* WHAT YOU WILL DO *
In the records below, find each line with the word "exposure" and copy it.

-- START MATERIAL --

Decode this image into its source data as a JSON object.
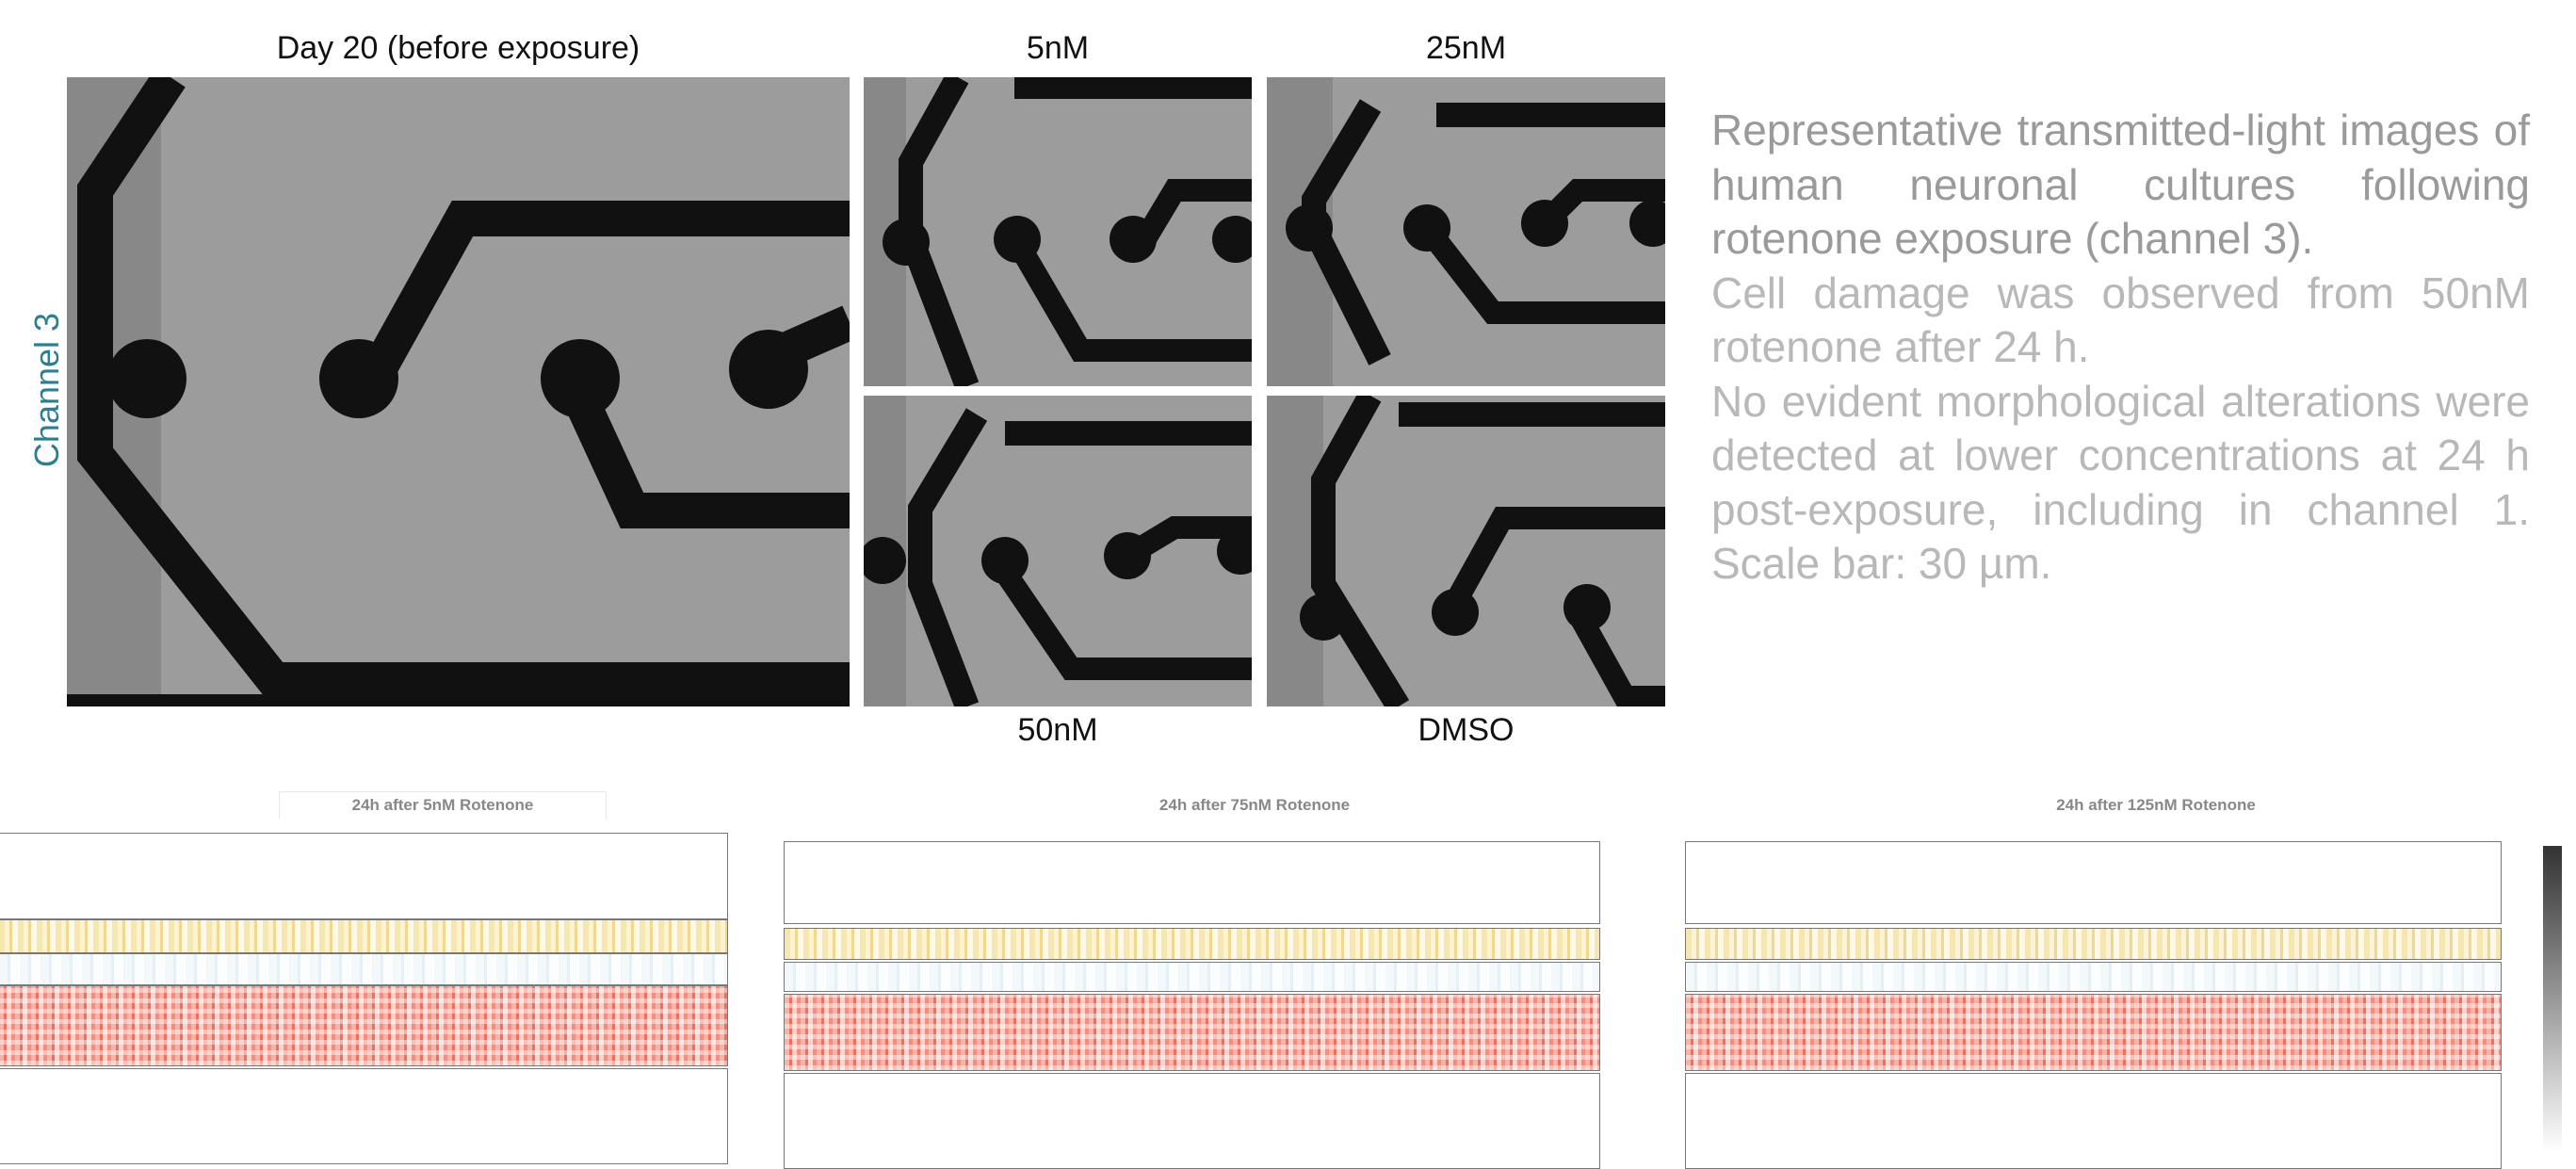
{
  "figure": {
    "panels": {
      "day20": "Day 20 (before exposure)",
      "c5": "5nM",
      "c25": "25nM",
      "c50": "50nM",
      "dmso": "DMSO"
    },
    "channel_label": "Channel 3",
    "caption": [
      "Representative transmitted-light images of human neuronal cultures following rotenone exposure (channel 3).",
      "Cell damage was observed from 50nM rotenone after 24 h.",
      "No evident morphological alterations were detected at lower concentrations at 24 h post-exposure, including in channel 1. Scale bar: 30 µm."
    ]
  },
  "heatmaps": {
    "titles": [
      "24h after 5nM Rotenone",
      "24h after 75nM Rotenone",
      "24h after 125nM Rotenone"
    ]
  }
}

-- END MATERIAL --

* OUTPUT FOR THIS EXERCISE *
      "day20": "Day 20 (before exposure)",
      "Representative transmitted-light images of human neuronal cultures following rotenone exposure (channel 3).",
      "No evident morphological alterations were detected at lower concentrations at 24 h post-exposure, including in channel 1. Scale bar: 30 µm."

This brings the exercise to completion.